Stated goal: Would it be possible to write out each entry below exactly, without the pictures?

Figure record listings
________________________________________

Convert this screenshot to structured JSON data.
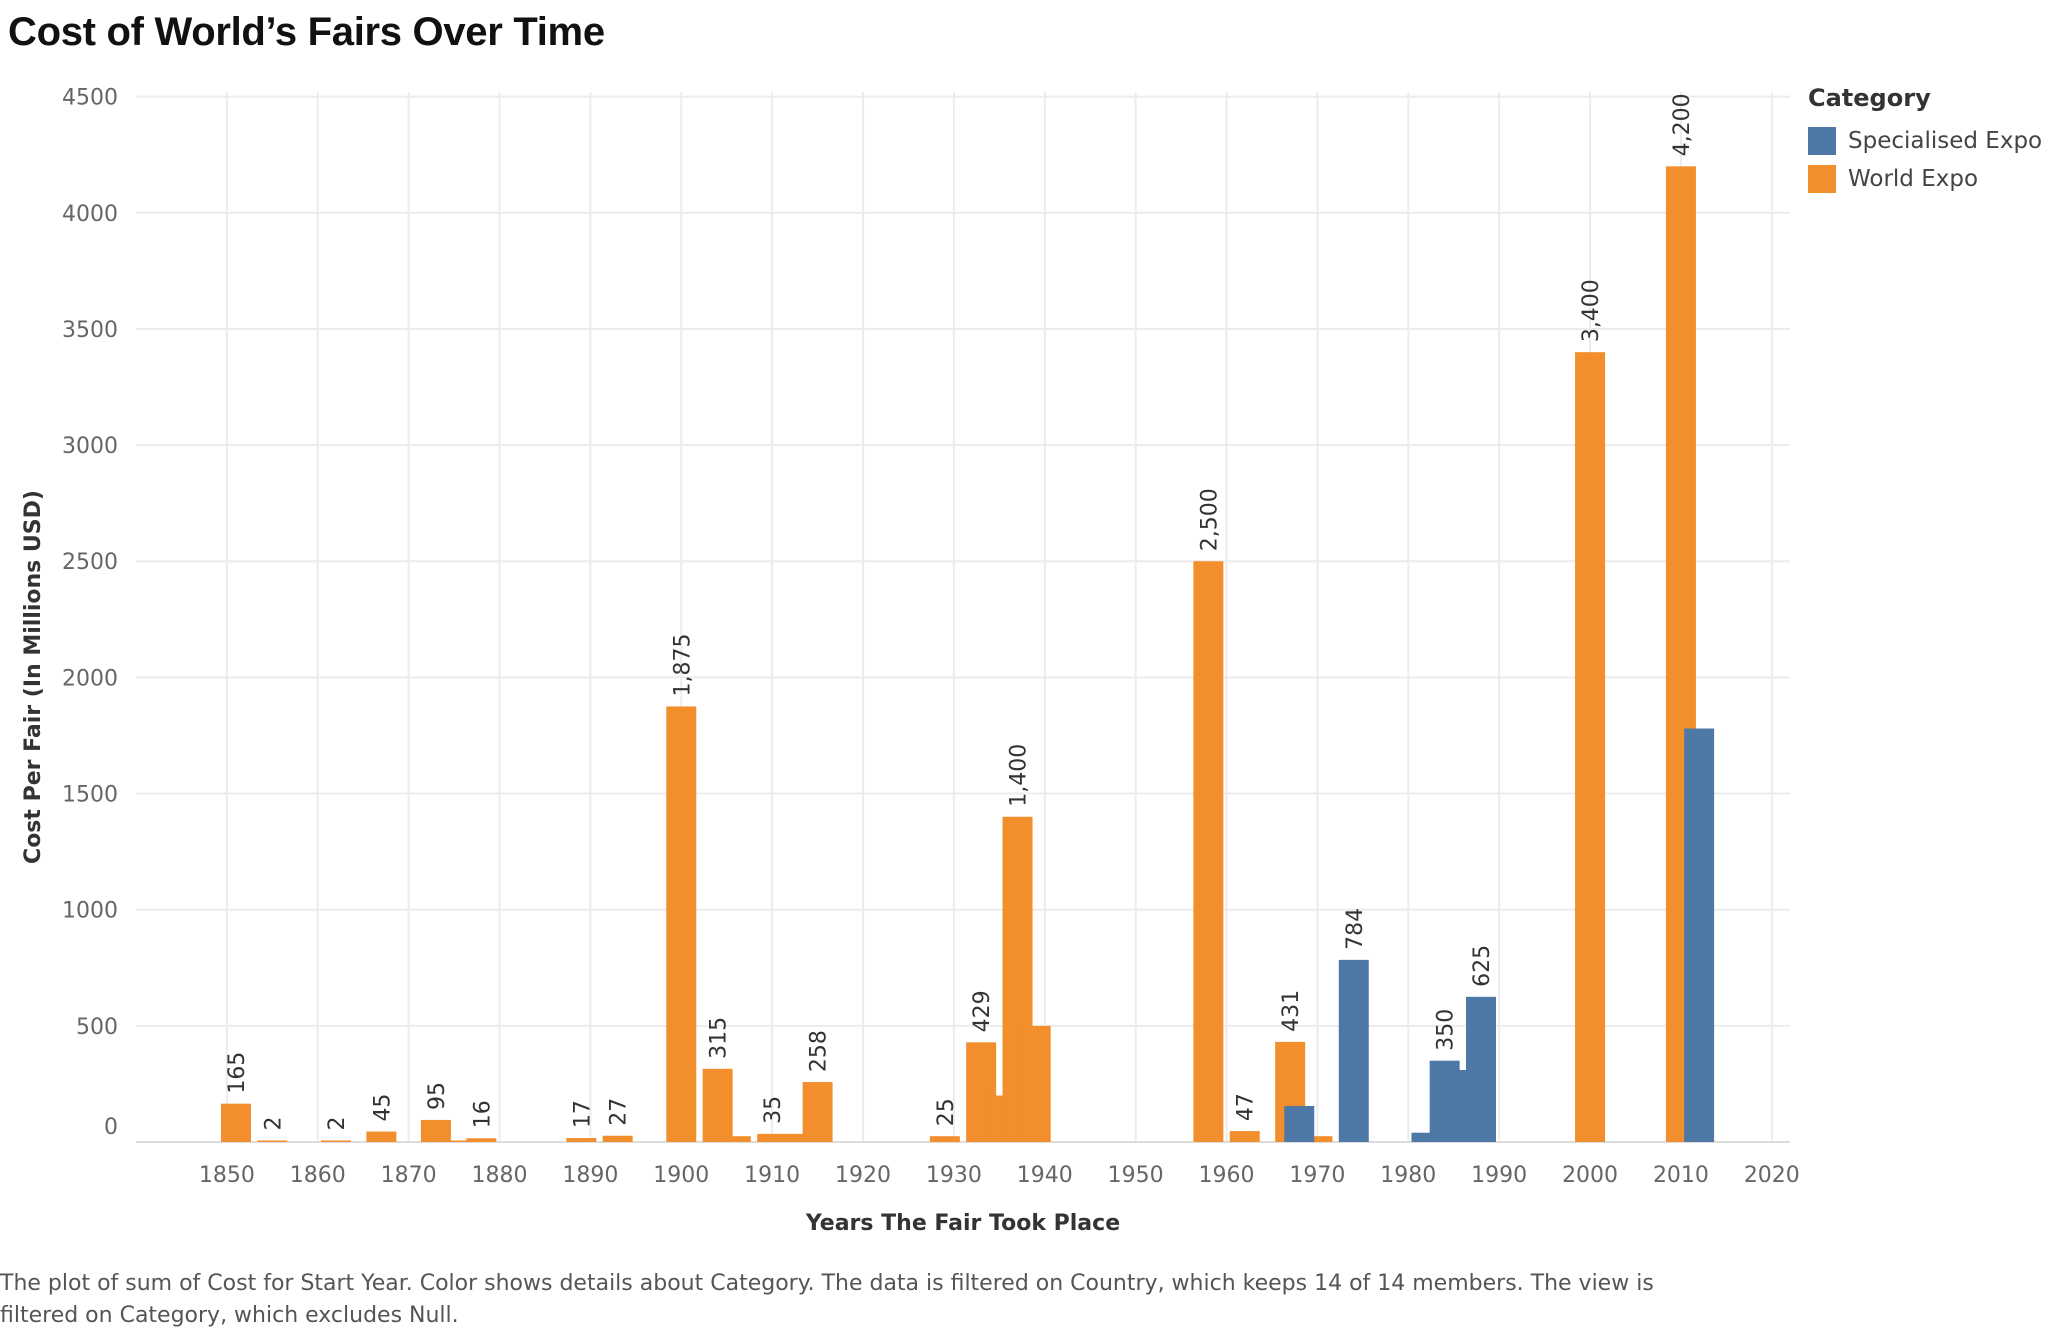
{
  "title": "Cost of World’s Fairs Over Time",
  "caption": "The plot of sum of Cost for Start Year.  Color shows details about Category. The data is filtered on Country, which keeps 14 of 14 members. The view is filtered on Category, which excludes Null.",
  "legend": {
    "title": "Category",
    "items": [
      {
        "label": "Specialised Expo",
        "color": "#4e79a7"
      },
      {
        "label": "World Expo",
        "color": "#f28e2b"
      }
    ]
  },
  "chart_data": {
    "type": "bar",
    "title": "Cost of World’s Fairs Over Time",
    "xlabel": "Years The Fair Took Place",
    "ylabel": "Cost Per Fair (In Millions USD)",
    "xlim": [
      1840,
      2022
    ],
    "ylim": [
      0,
      4500
    ],
    "x_ticks": [
      1850,
      1860,
      1870,
      1880,
      1890,
      1900,
      1910,
      1920,
      1930,
      1940,
      1950,
      1960,
      1970,
      1980,
      1990,
      2000,
      2010,
      2020
    ],
    "y_ticks": [
      0,
      500,
      1000,
      1500,
      2000,
      2500,
      3000,
      3500,
      4000,
      4500
    ],
    "grid": true,
    "legend_position": "right",
    "series": [
      {
        "name": "World Expo",
        "color": "#f28e2b",
        "points": [
          {
            "x": 1851,
            "y": 165,
            "label": "165"
          },
          {
            "x": 1855,
            "y": 2,
            "label": "2"
          },
          {
            "x": 1862,
            "y": 2,
            "label": "2"
          },
          {
            "x": 1867,
            "y": 45,
            "label": "45"
          },
          {
            "x": 1873,
            "y": 95,
            "label": "95"
          },
          {
            "x": 1876,
            "y": 5
          },
          {
            "x": 1878,
            "y": 16,
            "label": "16"
          },
          {
            "x": 1889,
            "y": 17,
            "label": "17"
          },
          {
            "x": 1893,
            "y": 27,
            "label": "27"
          },
          {
            "x": 1900,
            "y": 1875,
            "label": "1,875"
          },
          {
            "x": 1904,
            "y": 315,
            "label": "315"
          },
          {
            "x": 1906,
            "y": 25
          },
          {
            "x": 1910,
            "y": 35,
            "label": "35"
          },
          {
            "x": 1913,
            "y": 35
          },
          {
            "x": 1915,
            "y": 258,
            "label": "258"
          },
          {
            "x": 1929,
            "y": 25,
            "label": "25"
          },
          {
            "x": 1933,
            "y": 429,
            "label": "429"
          },
          {
            "x": 1935,
            "y": 200
          },
          {
            "x": 1937,
            "y": 1400,
            "label": "1,400"
          },
          {
            "x": 1939,
            "y": 500
          },
          {
            "x": 1958,
            "y": 2500,
            "label": "2,500"
          },
          {
            "x": 1962,
            "y": 47,
            "label": "47"
          },
          {
            "x": 1967,
            "y": 431,
            "label": "431"
          },
          {
            "x": 1970,
            "y": 25
          },
          {
            "x": 2000,
            "y": 3400,
            "label": "3,400"
          },
          {
            "x": 2010,
            "y": 4200,
            "label": "4,200"
          }
        ]
      },
      {
        "name": "Specialised Expo",
        "color": "#4e79a7",
        "points": [
          {
            "x": 1968,
            "y": 155
          },
          {
            "x": 1974,
            "y": 784,
            "label": "784"
          },
          {
            "x": 1982,
            "y": 40
          },
          {
            "x": 1984,
            "y": 350,
            "label": "350"
          },
          {
            "x": 1986,
            "y": 310
          },
          {
            "x": 1988,
            "y": 625,
            "label": "625"
          },
          {
            "x": 2012,
            "y": 1780
          }
        ]
      }
    ]
  }
}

________________________________________

Full solution:
Convert this screenshot to structured JSON data.
{
  "title": "Cost of World’s Fairs Over Time",
  "caption": "The plot of sum of Cost for Start Year.  Color shows details about Category. The data is filtered on Country, which keeps 14 of 14 members. The view is filtered on Category, which excludes Null.",
  "legend": {
    "title": "Category",
    "items": [
      {
        "label": "Specialised Expo",
        "color": "#4e79a7"
      },
      {
        "label": "World Expo",
        "color": "#f28e2b"
      }
    ]
  },
  "chart_data": {
    "type": "bar",
    "title": "Cost of World’s Fairs Over Time",
    "xlabel": "Years The Fair Took Place",
    "ylabel": "Cost Per Fair (In Millions USD)",
    "xlim": [
      1840,
      2022
    ],
    "ylim": [
      0,
      4500
    ],
    "x_ticks": [
      1850,
      1860,
      1870,
      1880,
      1890,
      1900,
      1910,
      1920,
      1930,
      1940,
      1950,
      1960,
      1970,
      1980,
      1990,
      2000,
      2010,
      2020
    ],
    "y_ticks": [
      0,
      500,
      1000,
      1500,
      2000,
      2500,
      3000,
      3500,
      4000,
      4500
    ],
    "grid": true,
    "legend_position": "right",
    "series": [
      {
        "name": "World Expo",
        "color": "#f28e2b",
        "points": [
          {
            "x": 1851,
            "y": 165,
            "label": "165"
          },
          {
            "x": 1855,
            "y": 2,
            "label": "2"
          },
          {
            "x": 1862,
            "y": 2,
            "label": "2"
          },
          {
            "x": 1867,
            "y": 45,
            "label": "45"
          },
          {
            "x": 1873,
            "y": 95,
            "label": "95"
          },
          {
            "x": 1876,
            "y": 5
          },
          {
            "x": 1878,
            "y": 16,
            "label": "16"
          },
          {
            "x": 1889,
            "y": 17,
            "label": "17"
          },
          {
            "x": 1893,
            "y": 27,
            "label": "27"
          },
          {
            "x": 1900,
            "y": 1875,
            "label": "1,875"
          },
          {
            "x": 1904,
            "y": 315,
            "label": "315"
          },
          {
            "x": 1906,
            "y": 25
          },
          {
            "x": 1910,
            "y": 35,
            "label": "35"
          },
          {
            "x": 1913,
            "y": 35
          },
          {
            "x": 1915,
            "y": 258,
            "label": "258"
          },
          {
            "x": 1929,
            "y": 25,
            "label": "25"
          },
          {
            "x": 1933,
            "y": 429,
            "label": "429"
          },
          {
            "x": 1935,
            "y": 200
          },
          {
            "x": 1937,
            "y": 1400,
            "label": "1,400"
          },
          {
            "x": 1939,
            "y": 500
          },
          {
            "x": 1958,
            "y": 2500,
            "label": "2,500"
          },
          {
            "x": 1962,
            "y": 47,
            "label": "47"
          },
          {
            "x": 1967,
            "y": 431,
            "label": "431"
          },
          {
            "x": 1970,
            "y": 25
          },
          {
            "x": 2000,
            "y": 3400,
            "label": "3,400"
          },
          {
            "x": 2010,
            "y": 4200,
            "label": "4,200"
          }
        ]
      },
      {
        "name": "Specialised Expo",
        "color": "#4e79a7",
        "points": [
          {
            "x": 1968,
            "y": 155
          },
          {
            "x": 1974,
            "y": 784,
            "label": "784"
          },
          {
            "x": 1982,
            "y": 40
          },
          {
            "x": 1984,
            "y": 350,
            "label": "350"
          },
          {
            "x": 1986,
            "y": 310
          },
          {
            "x": 1988,
            "y": 625,
            "label": "625"
          },
          {
            "x": 2012,
            "y": 1780
          }
        ]
      }
    ]
  }
}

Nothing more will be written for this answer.